Your instructions:
Search the listing below for the word "Орловской" and copy each line that holds it.

Some records
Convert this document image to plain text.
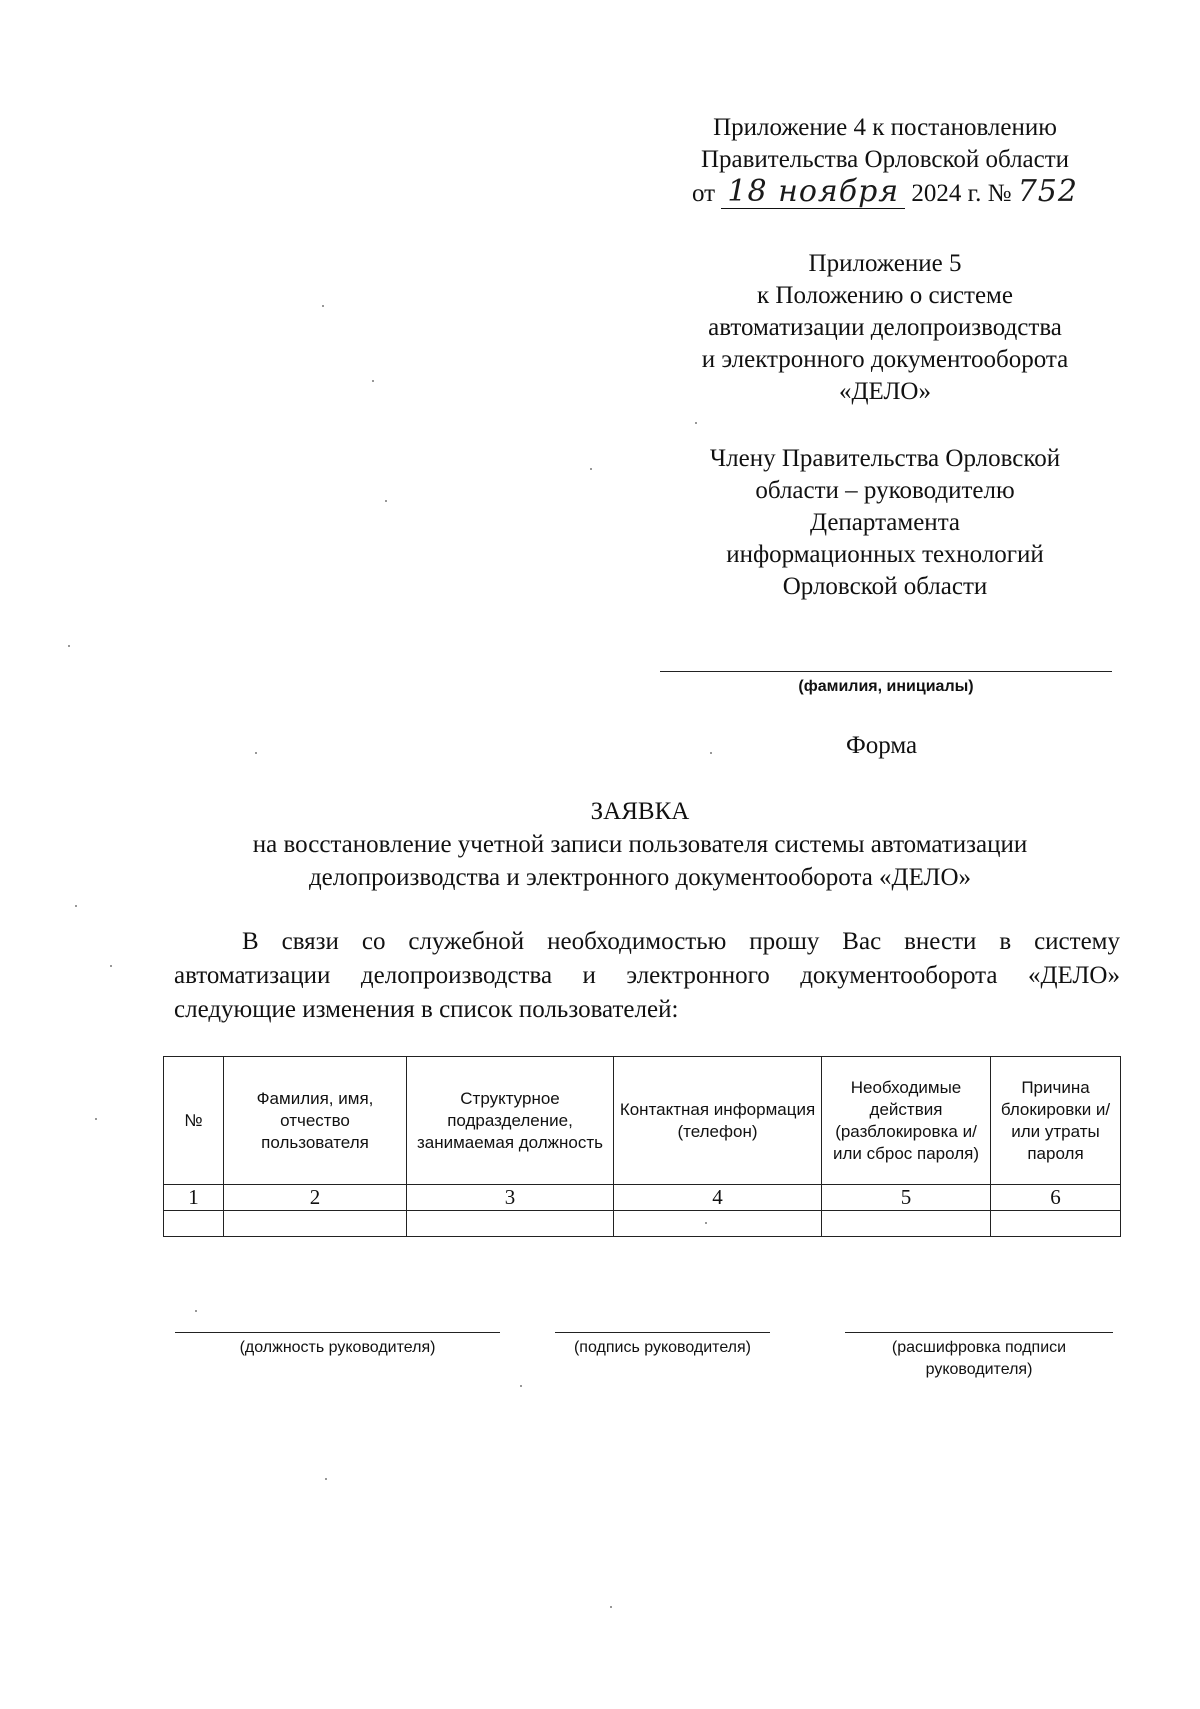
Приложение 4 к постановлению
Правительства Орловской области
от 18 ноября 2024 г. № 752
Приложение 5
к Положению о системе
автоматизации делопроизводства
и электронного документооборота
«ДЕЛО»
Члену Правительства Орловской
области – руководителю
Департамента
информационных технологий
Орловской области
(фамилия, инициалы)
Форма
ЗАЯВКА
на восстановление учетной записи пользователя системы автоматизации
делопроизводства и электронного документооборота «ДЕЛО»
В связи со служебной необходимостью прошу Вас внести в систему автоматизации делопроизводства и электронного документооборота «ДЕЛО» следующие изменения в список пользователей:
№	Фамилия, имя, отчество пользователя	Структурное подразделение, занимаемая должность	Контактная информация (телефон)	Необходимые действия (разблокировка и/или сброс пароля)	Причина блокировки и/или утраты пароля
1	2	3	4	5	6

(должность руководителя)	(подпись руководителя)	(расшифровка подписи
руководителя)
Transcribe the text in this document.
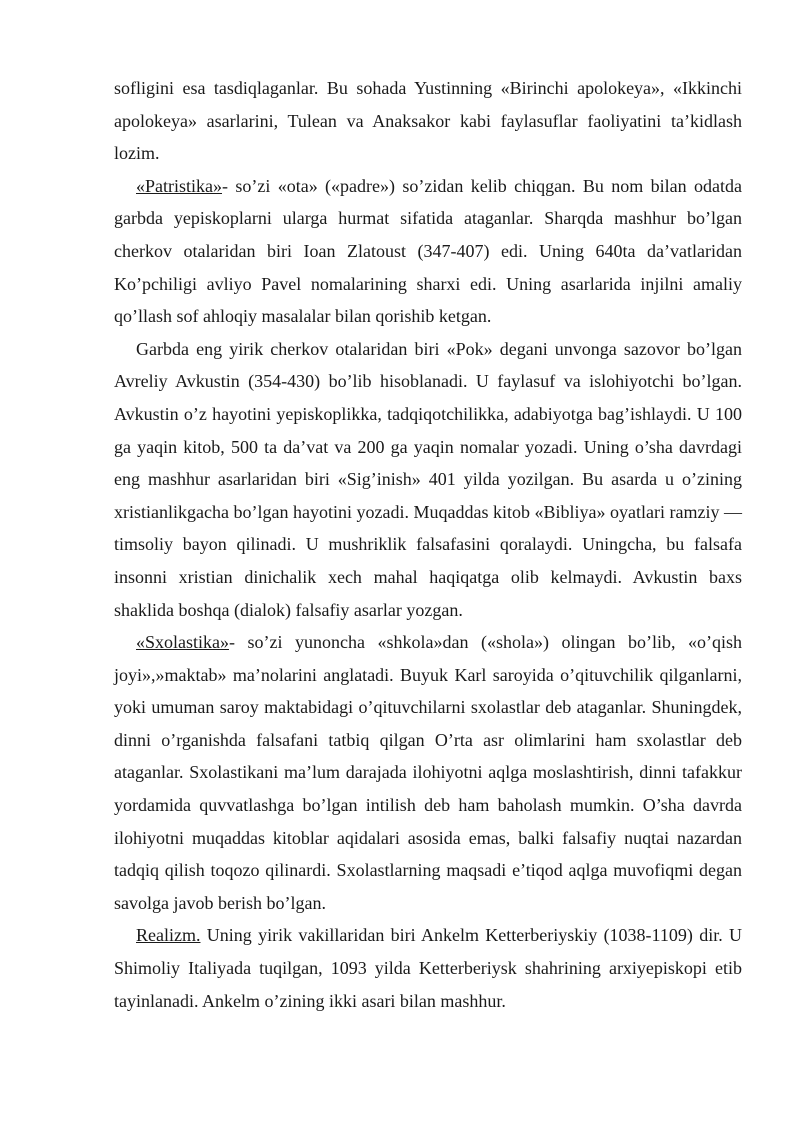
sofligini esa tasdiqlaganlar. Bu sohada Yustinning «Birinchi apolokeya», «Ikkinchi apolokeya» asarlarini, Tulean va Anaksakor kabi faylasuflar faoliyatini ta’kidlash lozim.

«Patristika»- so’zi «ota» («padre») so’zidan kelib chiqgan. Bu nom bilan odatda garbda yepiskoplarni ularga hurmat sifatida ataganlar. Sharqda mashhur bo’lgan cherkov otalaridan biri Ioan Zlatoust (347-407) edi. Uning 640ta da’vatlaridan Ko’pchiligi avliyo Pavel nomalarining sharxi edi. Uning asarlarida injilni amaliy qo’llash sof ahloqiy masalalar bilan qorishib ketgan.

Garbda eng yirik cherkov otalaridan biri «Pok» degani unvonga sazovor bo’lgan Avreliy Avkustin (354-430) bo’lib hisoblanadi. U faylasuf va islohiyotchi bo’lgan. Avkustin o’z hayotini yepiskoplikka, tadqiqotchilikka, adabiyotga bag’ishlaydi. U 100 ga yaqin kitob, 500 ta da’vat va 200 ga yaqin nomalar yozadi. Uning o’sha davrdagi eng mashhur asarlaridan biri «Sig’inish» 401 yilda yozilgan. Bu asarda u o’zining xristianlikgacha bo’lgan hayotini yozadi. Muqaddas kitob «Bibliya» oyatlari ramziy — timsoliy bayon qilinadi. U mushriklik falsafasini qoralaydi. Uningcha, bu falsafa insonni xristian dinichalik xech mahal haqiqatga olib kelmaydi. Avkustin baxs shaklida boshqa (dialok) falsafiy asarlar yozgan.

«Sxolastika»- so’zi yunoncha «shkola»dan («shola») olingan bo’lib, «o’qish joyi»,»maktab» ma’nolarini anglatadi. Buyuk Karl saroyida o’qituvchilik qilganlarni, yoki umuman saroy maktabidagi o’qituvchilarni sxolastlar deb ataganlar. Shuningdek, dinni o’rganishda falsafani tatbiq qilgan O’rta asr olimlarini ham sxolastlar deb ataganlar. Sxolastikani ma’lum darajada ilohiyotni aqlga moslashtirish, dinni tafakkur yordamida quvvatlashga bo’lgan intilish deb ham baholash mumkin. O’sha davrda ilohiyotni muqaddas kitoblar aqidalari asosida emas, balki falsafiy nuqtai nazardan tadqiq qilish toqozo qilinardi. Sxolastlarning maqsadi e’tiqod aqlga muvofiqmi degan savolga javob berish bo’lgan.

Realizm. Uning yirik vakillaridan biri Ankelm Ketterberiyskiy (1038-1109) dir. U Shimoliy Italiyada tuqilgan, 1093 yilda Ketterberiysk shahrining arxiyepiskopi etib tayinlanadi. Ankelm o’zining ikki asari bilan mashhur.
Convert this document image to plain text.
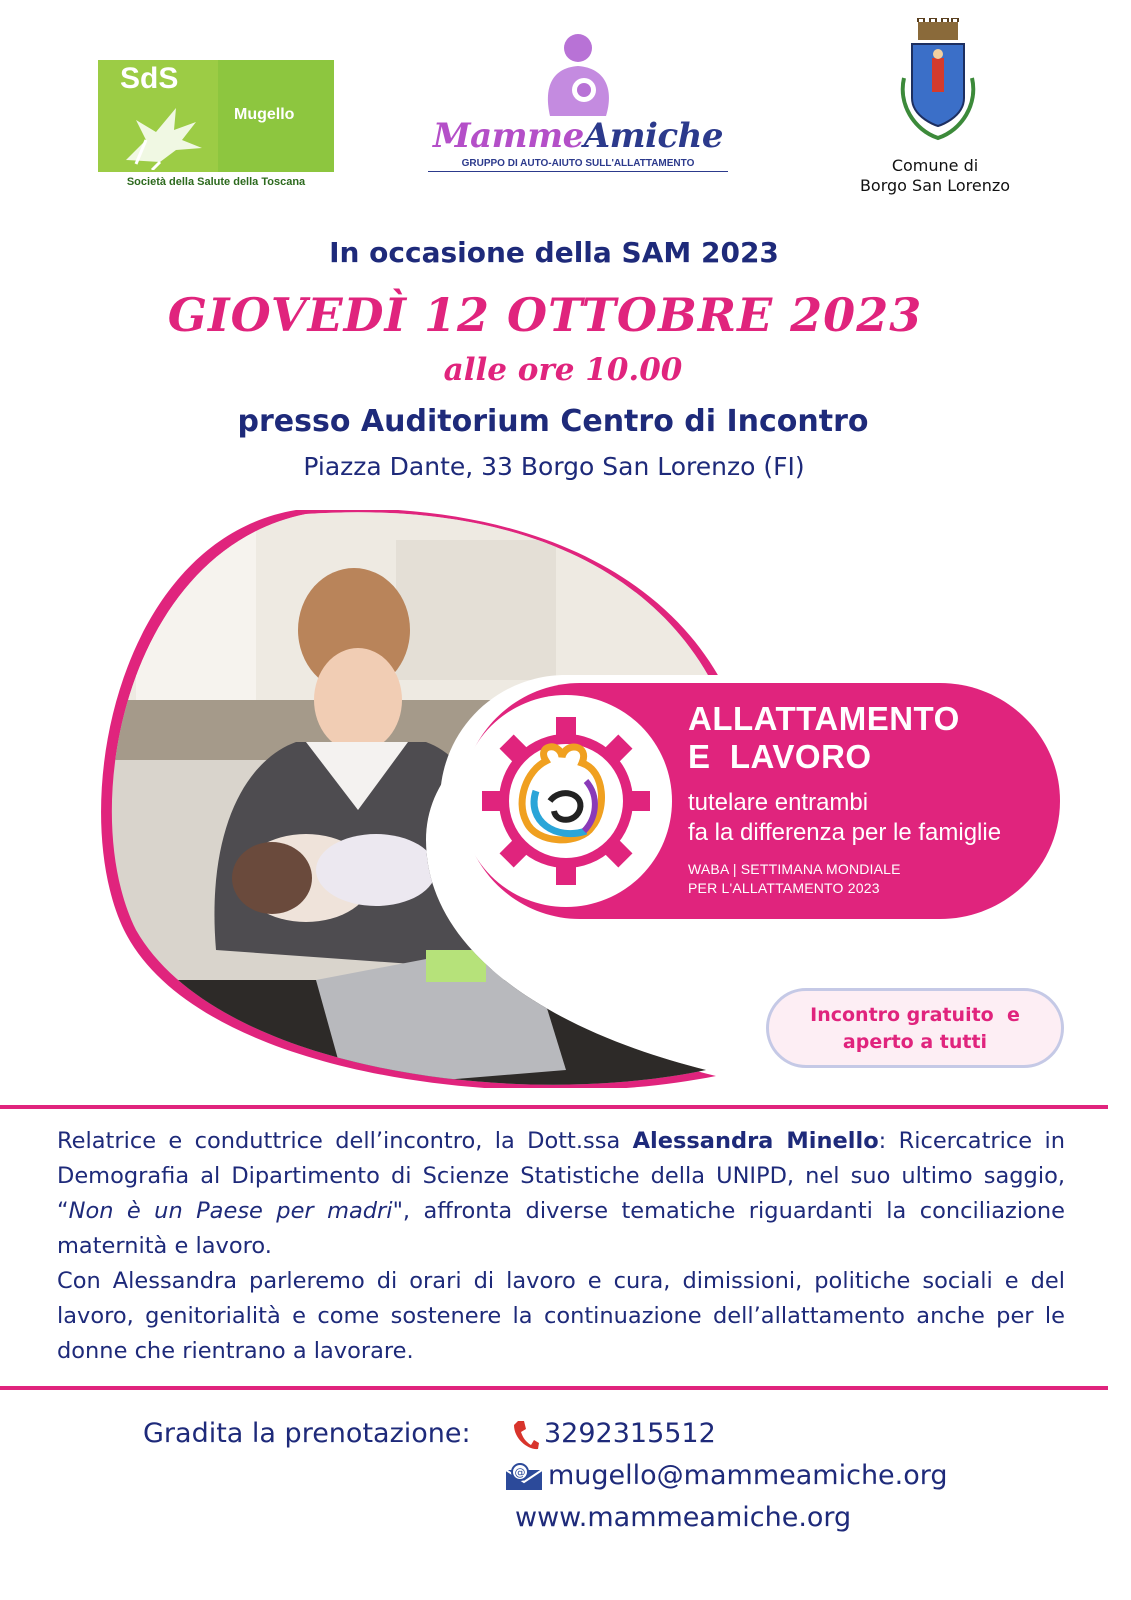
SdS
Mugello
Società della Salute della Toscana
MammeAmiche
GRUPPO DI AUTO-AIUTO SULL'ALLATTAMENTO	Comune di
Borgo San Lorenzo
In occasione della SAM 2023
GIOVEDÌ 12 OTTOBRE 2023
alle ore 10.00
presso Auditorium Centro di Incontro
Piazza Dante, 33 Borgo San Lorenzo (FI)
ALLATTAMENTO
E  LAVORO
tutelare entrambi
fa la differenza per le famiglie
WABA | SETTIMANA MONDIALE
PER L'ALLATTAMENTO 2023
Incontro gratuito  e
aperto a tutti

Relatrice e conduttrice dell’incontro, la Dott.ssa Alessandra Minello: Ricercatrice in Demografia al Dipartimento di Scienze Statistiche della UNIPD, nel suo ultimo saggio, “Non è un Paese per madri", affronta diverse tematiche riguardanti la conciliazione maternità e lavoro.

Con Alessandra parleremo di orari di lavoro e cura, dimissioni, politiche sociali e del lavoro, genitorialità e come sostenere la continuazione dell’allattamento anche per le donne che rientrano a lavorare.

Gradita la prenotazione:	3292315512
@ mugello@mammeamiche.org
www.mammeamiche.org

Answer to the task:
Правительства Орловской области
Члену Правительства Орловской
Орловской области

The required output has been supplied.